• **Task to carry out**
Where a line holds the string "name", return that line.

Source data
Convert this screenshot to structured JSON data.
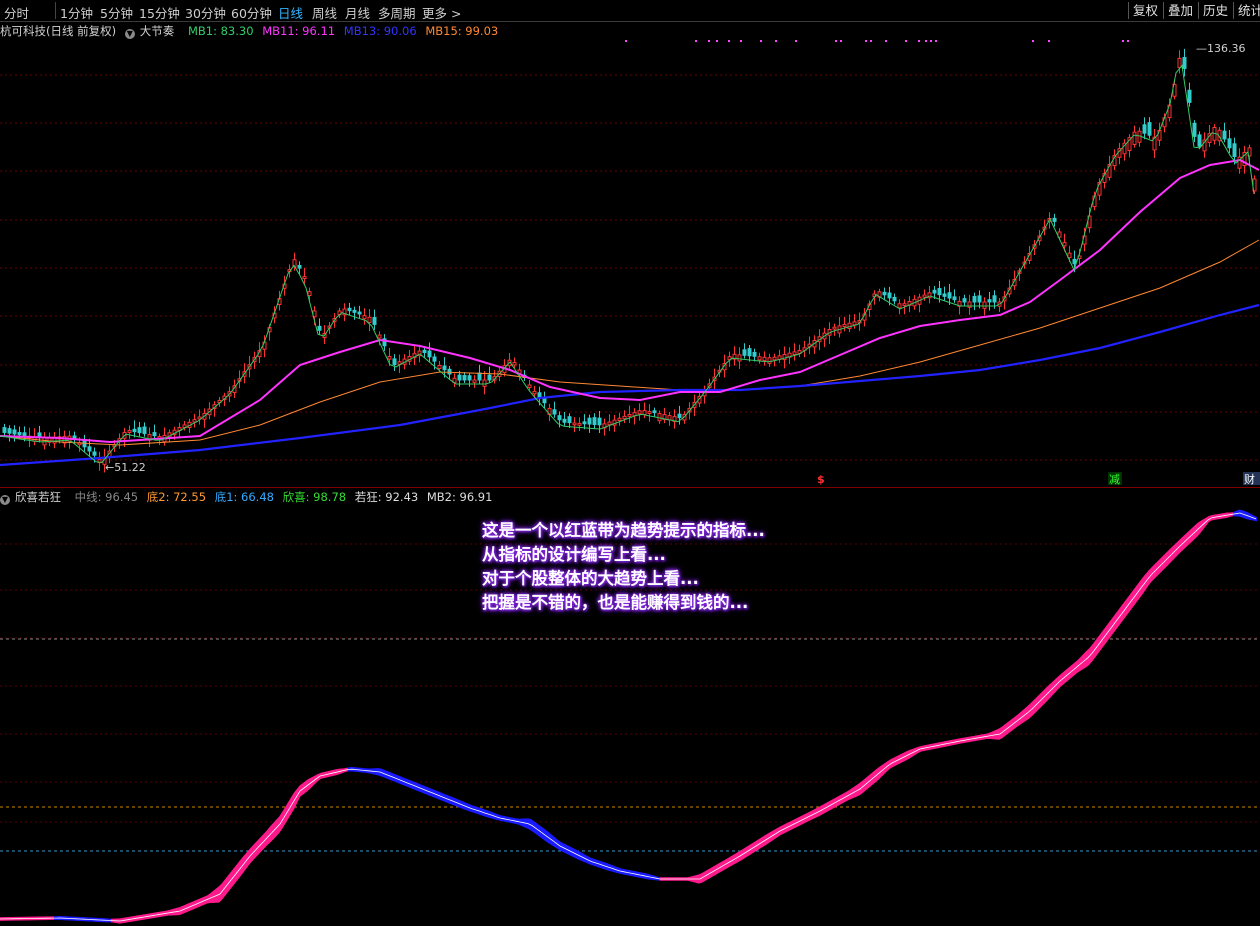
{
  "toolbar": {
    "periods": [
      "分时",
      "1分钟",
      "5分钟",
      "15分钟",
      "30分钟",
      "60分钟",
      "日线",
      "周线",
      "月线",
      "多周期",
      "更多"
    ],
    "active_period": "日线",
    "buttons": [
      "复权",
      "叠加",
      "历史",
      "统计"
    ]
  },
  "upper_panel": {
    "title": "杭可科技(日线 前复权)",
    "indicator": "大节奏",
    "mb1": "MB1: 83.30",
    "mb11": "MB11: 96.11",
    "mb13": "MB13: 90.06",
    "mb15": "MB15: 99.03",
    "high_label": "136.36",
    "low_label": "51.22",
    "marker_dollar": "$",
    "marker_reduce": "减",
    "marker_finance": "财",
    "colors": {
      "mb1": "#33cc66",
      "mb11": "#ff33ff",
      "mb13": "#2222ff",
      "mb15": "#ff8833",
      "up": "#ff3333",
      "down": "#33cccc"
    }
  },
  "lower_panel": {
    "title": "欣喜若狂",
    "mid": "中线: 96.45",
    "bottom2": "底2: 72.55",
    "bottom1": "底1: 66.48",
    "xinxi": "欣喜: 98.78",
    "ruokuang": "若狂: 92.43",
    "mb2": "MB2: 96.91",
    "colors": {
      "mid": "#888888",
      "bottom2": "#ff9933",
      "bottom1": "#33aaff",
      "xinxi": "#33dd33",
      "ruokuang": "#dddddd",
      "mb2": "#dddddd",
      "band_up": "#ff1a8c",
      "band_down": "#1a1aff"
    }
  },
  "annotation": {
    "lines": [
      "这是一个以红蓝带为趋势提示的指标...",
      "从指标的设计编写上看...",
      "对于个股整体的大趋势上看...",
      "把握是不错的，也是能赚得到钱的..."
    ]
  }
}
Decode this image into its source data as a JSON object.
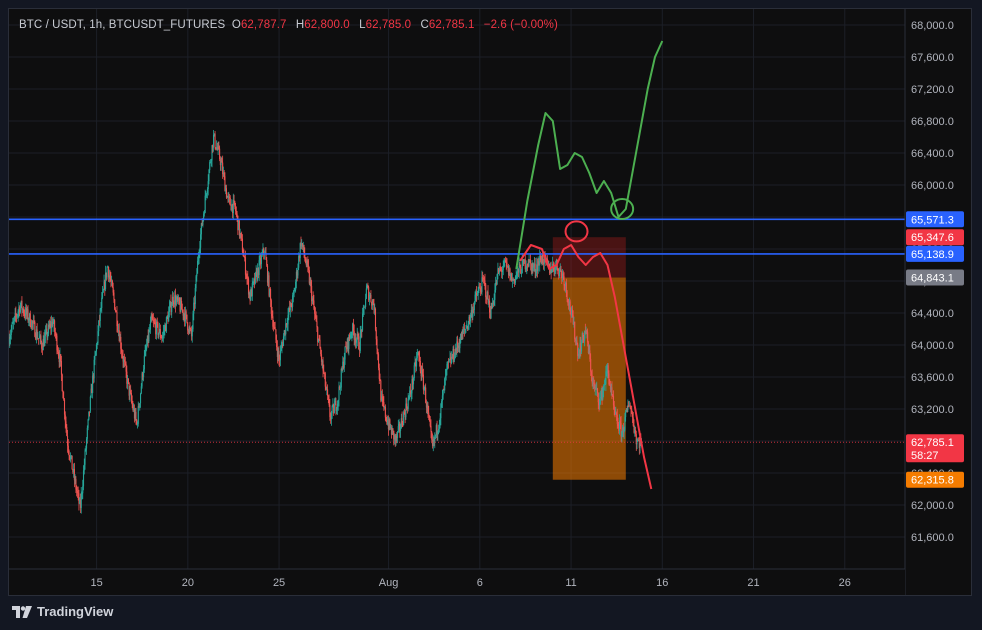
{
  "header": {
    "symbol": "BTC / USDT, 1h, BTCUSDT_FUTURES",
    "open_label": "O",
    "open": "62,787.7",
    "high_label": "H",
    "high": "62,800.0",
    "low_label": "L",
    "low": "62,785.0",
    "close_label": "C",
    "close": "62,785.1",
    "change": "−2.6 (−0.00%)"
  },
  "footer": {
    "brand": "TradingView"
  },
  "colors": {
    "up": "#26a69a",
    "down": "#ef5350",
    "level_line": "#2962ff",
    "projection_up": "#4caf50",
    "projection_down": "#f23645",
    "zone_orange": "#f57c00",
    "zone_red": "#b71c1c"
  },
  "chart_data": {
    "type": "candlestick",
    "timeframe": "1h",
    "x_ticks": [
      {
        "label": "15",
        "x": 15
      },
      {
        "label": "20",
        "x": 20
      },
      {
        "label": "25",
        "x": 25
      },
      {
        "label": "Aug",
        "x": 31
      },
      {
        "label": "6",
        "x": 36
      },
      {
        "label": "11",
        "x": 41
      },
      {
        "label": "16",
        "x": 46
      },
      {
        "label": "21",
        "x": 51
      },
      {
        "label": "26",
        "x": 56
      }
    ],
    "y_ticks": [
      "61,600.0",
      "62,000.0",
      "62,400.0",
      "62,800.0",
      "63,200.0",
      "63,600.0",
      "64,000.0",
      "64,400.0",
      "64,800.0",
      "65,200.0",
      "65,600.0",
      "66,000.0",
      "66,400.0",
      "66,800.0",
      "67,200.0",
      "67,600.0",
      "68,000.0"
    ],
    "ylim": [
      61200,
      68200
    ],
    "xlim": [
      10.2,
      59.3
    ],
    "price_path": [
      [
        10.2,
        64100
      ],
      [
        10.8,
        64500
      ],
      [
        11.4,
        64300
      ],
      [
        12.0,
        64000
      ],
      [
        12.6,
        64300
      ],
      [
        13.0,
        63800
      ],
      [
        13.4,
        62800
      ],
      [
        13.8,
        62300
      ],
      [
        14.1,
        61950
      ],
      [
        14.4,
        62700
      ],
      [
        14.8,
        63600
      ],
      [
        15.2,
        64400
      ],
      [
        15.6,
        65000
      ],
      [
        16.0,
        64500
      ],
      [
        16.4,
        63900
      ],
      [
        16.8,
        63400
      ],
      [
        17.2,
        63000
      ],
      [
        17.6,
        63800
      ],
      [
        18.0,
        64300
      ],
      [
        18.6,
        64100
      ],
      [
        19.2,
        64600
      ],
      [
        19.8,
        64400
      ],
      [
        20.2,
        64100
      ],
      [
        20.6,
        65200
      ],
      [
        21.0,
        65900
      ],
      [
        21.4,
        66600
      ],
      [
        21.8,
        66300
      ],
      [
        22.2,
        65800
      ],
      [
        22.6,
        65700
      ],
      [
        23.0,
        65200
      ],
      [
        23.4,
        64600
      ],
      [
        23.8,
        64900
      ],
      [
        24.2,
        65200
      ],
      [
        24.6,
        64400
      ],
      [
        25.0,
        63800
      ],
      [
        25.4,
        64300
      ],
      [
        25.8,
        64600
      ],
      [
        26.2,
        65300
      ],
      [
        26.6,
        64900
      ],
      [
        27.0,
        64300
      ],
      [
        27.4,
        63700
      ],
      [
        27.8,
        63100
      ],
      [
        28.2,
        63300
      ],
      [
        28.6,
        63900
      ],
      [
        29.0,
        64200
      ],
      [
        29.4,
        64000
      ],
      [
        29.8,
        64700
      ],
      [
        30.2,
        64500
      ],
      [
        30.6,
        63300
      ],
      [
        31.0,
        63000
      ],
      [
        31.4,
        62800
      ],
      [
        31.8,
        63100
      ],
      [
        32.2,
        63400
      ],
      [
        32.6,
        63900
      ],
      [
        33.0,
        63400
      ],
      [
        33.4,
        62700
      ],
      [
        33.8,
        63100
      ],
      [
        34.2,
        63700
      ],
      [
        34.6,
        63900
      ],
      [
        35.0,
        64100
      ],
      [
        35.4,
        64300
      ],
      [
        35.8,
        64600
      ],
      [
        36.2,
        64800
      ],
      [
        36.6,
        64400
      ],
      [
        37.0,
        64900
      ],
      [
        37.4,
        65000
      ],
      [
        37.8,
        64800
      ],
      [
        38.2,
        64950
      ],
      [
        38.6,
        65050
      ],
      [
        39.0,
        64950
      ],
      [
        39.4,
        65100
      ],
      [
        39.8,
        64950
      ],
      [
        40.2,
        65000
      ],
      [
        40.6,
        64850
      ],
      [
        41.0,
        64400
      ],
      [
        41.4,
        63900
      ],
      [
        41.8,
        64200
      ],
      [
        42.2,
        63500
      ],
      [
        42.6,
        63300
      ],
      [
        43.0,
        63700
      ],
      [
        43.4,
        63100
      ],
      [
        43.8,
        62900
      ],
      [
        44.2,
        63300
      ],
      [
        44.6,
        62800
      ],
      [
        44.9,
        62785
      ]
    ],
    "horizontal_levels": [
      {
        "price": 65571.3,
        "label": "65,571.3",
        "color": "#2962ff"
      },
      {
        "price": 65138.9,
        "label": "65,138.9",
        "color": "#2962ff"
      }
    ],
    "price_labels": [
      {
        "price": 65347.6,
        "label": "65,347.6",
        "color": "#f23645"
      },
      {
        "price": 64843.1,
        "label": "64,843.1",
        "color": "#787b86"
      },
      {
        "price": 62785.1,
        "label": "62,785.1",
        "sub": "58:27",
        "color": "#f23645"
      },
      {
        "price": 62315.8,
        "label": "62,315.8",
        "color": "#f57c00"
      }
    ],
    "last_price": 62785.1,
    "zones": [
      {
        "name": "short-zone-red",
        "x0": 40.0,
        "x1": 44.0,
        "p0": 65347.6,
        "p1": 64843.1,
        "color": "#b71c1c",
        "opacity": 0.35
      },
      {
        "name": "short-zone-orange",
        "x0": 40.0,
        "x1": 44.0,
        "p0": 64843.1,
        "p1": 62315.8,
        "color": "#f57c00",
        "opacity": 0.55
      }
    ],
    "projection_bull": [
      [
        38.0,
        64950
      ],
      [
        38.6,
        65800
      ],
      [
        39.2,
        66500
      ],
      [
        39.6,
        66900
      ],
      [
        40.0,
        66800
      ],
      [
        40.4,
        66200
      ],
      [
        40.8,
        66250
      ],
      [
        41.2,
        66400
      ],
      [
        41.6,
        66350
      ],
      [
        42.0,
        66150
      ],
      [
        42.4,
        65900
      ],
      [
        42.8,
        66050
      ],
      [
        43.2,
        65900
      ],
      [
        43.6,
        65600
      ],
      [
        44.0,
        65700
      ],
      [
        44.4,
        66200
      ],
      [
        44.8,
        66700
      ],
      [
        45.2,
        67200
      ],
      [
        45.6,
        67600
      ],
      [
        46.0,
        67800
      ]
    ],
    "projection_bear": [
      [
        38.2,
        65050
      ],
      [
        38.8,
        65250
      ],
      [
        39.4,
        65200
      ],
      [
        39.8,
        64950
      ],
      [
        40.2,
        65000
      ],
      [
        40.6,
        65200
      ],
      [
        41.0,
        65250
      ],
      [
        41.4,
        65100
      ],
      [
        41.8,
        65000
      ],
      [
        42.2,
        65100
      ],
      [
        42.6,
        65150
      ],
      [
        43.0,
        65000
      ],
      [
        43.4,
        64600
      ],
      [
        43.8,
        64100
      ],
      [
        44.2,
        63600
      ],
      [
        44.6,
        63100
      ],
      [
        45.0,
        62600
      ],
      [
        45.4,
        62200
      ]
    ],
    "circles": [
      {
        "x": 41.3,
        "price": 65420,
        "color": "#f23645"
      },
      {
        "x": 43.8,
        "price": 65700,
        "color": "#4caf50"
      }
    ]
  }
}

• **Completed task**
        "name": "short-zone-red",
        "name": "short-zone-orange",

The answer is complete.